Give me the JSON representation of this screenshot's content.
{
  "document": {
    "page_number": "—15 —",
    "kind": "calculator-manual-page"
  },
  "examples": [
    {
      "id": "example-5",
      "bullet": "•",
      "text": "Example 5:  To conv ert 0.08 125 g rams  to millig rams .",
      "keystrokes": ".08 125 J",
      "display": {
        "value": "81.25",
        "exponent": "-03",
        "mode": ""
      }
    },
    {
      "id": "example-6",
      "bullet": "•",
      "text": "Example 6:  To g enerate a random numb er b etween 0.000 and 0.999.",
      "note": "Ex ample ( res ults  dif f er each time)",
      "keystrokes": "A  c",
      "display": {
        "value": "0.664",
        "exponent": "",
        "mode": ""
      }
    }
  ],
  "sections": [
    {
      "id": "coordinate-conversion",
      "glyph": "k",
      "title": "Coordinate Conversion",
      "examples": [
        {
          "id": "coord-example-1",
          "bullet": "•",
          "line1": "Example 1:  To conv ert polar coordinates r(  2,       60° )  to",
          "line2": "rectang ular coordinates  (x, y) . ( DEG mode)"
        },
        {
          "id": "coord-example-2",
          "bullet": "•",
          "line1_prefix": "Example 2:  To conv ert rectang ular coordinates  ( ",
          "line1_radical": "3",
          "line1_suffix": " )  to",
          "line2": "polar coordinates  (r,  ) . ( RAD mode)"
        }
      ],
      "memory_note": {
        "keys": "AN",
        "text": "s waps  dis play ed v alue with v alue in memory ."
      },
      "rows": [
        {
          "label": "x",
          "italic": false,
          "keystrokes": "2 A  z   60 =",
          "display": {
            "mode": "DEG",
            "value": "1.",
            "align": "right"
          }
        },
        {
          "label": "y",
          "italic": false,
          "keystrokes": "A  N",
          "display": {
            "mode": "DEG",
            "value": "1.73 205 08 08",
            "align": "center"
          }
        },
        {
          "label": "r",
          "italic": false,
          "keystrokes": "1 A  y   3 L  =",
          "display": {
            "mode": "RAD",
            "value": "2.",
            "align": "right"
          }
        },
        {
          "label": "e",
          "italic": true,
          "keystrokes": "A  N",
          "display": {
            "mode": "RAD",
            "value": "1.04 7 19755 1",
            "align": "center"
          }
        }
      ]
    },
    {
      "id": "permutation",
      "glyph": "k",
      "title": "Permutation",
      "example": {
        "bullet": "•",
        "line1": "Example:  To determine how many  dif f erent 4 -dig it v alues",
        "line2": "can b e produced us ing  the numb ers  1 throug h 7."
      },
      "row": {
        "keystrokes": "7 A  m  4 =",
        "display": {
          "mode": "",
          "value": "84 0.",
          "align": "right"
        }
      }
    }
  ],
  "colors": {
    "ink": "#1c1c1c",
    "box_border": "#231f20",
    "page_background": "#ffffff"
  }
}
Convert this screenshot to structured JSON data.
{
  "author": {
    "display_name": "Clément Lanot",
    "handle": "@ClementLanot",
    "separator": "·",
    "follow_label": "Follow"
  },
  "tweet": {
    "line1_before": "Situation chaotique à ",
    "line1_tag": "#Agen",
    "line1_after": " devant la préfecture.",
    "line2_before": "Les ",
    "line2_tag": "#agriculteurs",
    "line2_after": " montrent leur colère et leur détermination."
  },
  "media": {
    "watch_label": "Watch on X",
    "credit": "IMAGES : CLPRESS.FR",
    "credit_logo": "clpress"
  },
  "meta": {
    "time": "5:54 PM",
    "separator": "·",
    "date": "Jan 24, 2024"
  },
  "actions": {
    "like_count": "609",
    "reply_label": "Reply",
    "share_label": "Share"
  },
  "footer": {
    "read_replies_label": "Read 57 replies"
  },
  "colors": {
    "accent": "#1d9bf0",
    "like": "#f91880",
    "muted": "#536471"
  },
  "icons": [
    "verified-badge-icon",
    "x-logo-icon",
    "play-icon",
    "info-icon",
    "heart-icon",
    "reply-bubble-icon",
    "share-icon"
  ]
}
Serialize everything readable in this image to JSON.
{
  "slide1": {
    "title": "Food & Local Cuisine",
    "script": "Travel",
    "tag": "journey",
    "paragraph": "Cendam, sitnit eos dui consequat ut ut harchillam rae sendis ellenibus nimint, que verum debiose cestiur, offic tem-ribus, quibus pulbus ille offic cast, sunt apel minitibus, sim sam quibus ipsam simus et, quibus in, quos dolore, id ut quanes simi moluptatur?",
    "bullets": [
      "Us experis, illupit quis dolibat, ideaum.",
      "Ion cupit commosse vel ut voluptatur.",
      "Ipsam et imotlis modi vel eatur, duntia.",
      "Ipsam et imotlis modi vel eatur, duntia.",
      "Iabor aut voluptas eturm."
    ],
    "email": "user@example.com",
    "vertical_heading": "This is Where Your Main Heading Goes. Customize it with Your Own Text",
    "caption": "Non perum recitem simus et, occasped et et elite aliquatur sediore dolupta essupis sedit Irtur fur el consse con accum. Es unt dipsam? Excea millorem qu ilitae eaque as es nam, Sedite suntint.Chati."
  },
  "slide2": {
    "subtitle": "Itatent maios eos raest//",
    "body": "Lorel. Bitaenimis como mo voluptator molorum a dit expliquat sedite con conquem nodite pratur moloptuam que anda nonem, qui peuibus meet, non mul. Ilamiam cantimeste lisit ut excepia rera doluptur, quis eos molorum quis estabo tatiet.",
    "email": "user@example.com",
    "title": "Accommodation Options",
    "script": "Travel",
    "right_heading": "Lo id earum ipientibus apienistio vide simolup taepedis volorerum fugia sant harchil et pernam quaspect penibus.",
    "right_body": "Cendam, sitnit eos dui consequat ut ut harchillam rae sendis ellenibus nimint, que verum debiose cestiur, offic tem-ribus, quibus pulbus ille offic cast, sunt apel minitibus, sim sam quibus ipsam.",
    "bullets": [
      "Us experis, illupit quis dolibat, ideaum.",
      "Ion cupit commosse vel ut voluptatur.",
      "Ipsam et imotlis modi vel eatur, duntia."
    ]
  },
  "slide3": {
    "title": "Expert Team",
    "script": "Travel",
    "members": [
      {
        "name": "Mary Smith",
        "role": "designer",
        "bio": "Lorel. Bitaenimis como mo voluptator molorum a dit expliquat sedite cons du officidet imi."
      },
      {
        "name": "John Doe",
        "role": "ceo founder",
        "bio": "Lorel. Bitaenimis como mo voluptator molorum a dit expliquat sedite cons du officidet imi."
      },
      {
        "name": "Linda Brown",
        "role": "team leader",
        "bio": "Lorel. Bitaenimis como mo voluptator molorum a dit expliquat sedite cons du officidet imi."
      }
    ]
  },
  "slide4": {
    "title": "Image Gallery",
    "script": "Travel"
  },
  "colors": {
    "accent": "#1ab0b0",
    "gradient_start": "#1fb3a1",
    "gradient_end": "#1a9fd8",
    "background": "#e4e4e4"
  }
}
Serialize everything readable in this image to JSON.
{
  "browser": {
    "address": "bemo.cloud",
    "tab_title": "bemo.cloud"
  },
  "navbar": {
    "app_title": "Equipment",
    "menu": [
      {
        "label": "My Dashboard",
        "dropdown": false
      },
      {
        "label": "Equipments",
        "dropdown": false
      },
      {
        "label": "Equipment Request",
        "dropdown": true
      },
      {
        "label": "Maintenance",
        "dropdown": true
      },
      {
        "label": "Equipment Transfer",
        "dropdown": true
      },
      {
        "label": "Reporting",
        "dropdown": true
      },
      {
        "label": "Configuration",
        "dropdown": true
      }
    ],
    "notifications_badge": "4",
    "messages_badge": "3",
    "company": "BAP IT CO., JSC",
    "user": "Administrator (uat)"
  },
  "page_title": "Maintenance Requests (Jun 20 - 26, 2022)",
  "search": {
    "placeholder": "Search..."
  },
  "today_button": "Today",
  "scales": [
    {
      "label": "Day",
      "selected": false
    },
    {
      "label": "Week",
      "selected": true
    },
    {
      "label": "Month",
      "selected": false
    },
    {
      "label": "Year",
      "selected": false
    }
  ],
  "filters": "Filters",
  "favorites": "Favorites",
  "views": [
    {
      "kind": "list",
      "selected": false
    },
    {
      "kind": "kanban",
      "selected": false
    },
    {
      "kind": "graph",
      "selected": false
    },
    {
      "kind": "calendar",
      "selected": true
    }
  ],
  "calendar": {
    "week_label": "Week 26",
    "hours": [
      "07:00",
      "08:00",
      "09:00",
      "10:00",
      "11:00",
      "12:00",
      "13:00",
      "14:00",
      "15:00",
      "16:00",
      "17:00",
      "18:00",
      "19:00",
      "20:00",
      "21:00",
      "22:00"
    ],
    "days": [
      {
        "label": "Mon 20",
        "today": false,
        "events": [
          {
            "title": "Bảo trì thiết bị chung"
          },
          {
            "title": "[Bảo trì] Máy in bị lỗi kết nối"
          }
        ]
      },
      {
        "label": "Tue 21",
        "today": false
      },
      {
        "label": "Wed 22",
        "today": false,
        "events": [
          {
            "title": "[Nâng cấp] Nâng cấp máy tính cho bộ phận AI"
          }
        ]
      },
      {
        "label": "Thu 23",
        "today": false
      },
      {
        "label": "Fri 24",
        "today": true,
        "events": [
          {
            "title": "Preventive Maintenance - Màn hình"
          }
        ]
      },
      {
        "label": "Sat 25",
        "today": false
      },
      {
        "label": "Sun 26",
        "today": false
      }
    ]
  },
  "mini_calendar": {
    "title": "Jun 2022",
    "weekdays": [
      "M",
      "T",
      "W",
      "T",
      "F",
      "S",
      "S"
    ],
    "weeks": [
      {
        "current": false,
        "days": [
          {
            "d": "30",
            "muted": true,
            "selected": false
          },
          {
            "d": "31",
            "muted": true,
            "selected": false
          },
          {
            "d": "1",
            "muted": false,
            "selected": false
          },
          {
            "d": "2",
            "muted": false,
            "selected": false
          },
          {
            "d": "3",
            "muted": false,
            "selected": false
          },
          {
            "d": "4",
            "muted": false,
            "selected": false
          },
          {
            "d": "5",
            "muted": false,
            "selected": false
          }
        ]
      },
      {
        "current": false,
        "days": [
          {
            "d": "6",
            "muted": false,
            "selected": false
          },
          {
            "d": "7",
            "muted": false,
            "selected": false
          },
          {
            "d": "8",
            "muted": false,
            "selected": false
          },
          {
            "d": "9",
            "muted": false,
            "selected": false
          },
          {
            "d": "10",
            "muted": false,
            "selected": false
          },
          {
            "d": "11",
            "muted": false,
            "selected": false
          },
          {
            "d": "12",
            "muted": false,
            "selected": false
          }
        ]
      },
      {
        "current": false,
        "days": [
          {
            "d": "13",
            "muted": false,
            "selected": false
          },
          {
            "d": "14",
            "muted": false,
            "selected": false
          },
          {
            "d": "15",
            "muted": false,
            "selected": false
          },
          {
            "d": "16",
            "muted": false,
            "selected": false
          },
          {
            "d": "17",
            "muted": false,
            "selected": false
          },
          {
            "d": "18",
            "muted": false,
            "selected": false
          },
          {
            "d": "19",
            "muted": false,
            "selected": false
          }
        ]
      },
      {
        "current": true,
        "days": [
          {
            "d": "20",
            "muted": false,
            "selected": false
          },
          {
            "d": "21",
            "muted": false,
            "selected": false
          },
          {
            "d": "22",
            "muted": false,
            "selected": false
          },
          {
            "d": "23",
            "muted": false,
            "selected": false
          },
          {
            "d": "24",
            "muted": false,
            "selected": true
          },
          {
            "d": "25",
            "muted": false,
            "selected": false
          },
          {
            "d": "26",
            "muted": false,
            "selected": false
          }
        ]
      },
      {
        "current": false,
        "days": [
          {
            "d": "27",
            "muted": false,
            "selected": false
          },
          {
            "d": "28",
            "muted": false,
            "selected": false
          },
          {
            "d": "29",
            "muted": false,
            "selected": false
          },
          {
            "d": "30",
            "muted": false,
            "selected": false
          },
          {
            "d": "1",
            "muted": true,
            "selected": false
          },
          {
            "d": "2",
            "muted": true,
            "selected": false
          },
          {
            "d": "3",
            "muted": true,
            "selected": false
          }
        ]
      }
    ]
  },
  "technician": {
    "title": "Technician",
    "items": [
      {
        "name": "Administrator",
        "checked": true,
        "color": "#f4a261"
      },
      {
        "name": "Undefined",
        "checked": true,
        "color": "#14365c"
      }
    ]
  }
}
---------------
▸ **What you have to do**
Go through the lines above. Select every one that has the string "kind".

▸ **Written reply**
    "kind": "calculator-manual-page"
      "kind": "list",
      "kind": "kanban",
      "kind": "graph",
      "kind": "calendar",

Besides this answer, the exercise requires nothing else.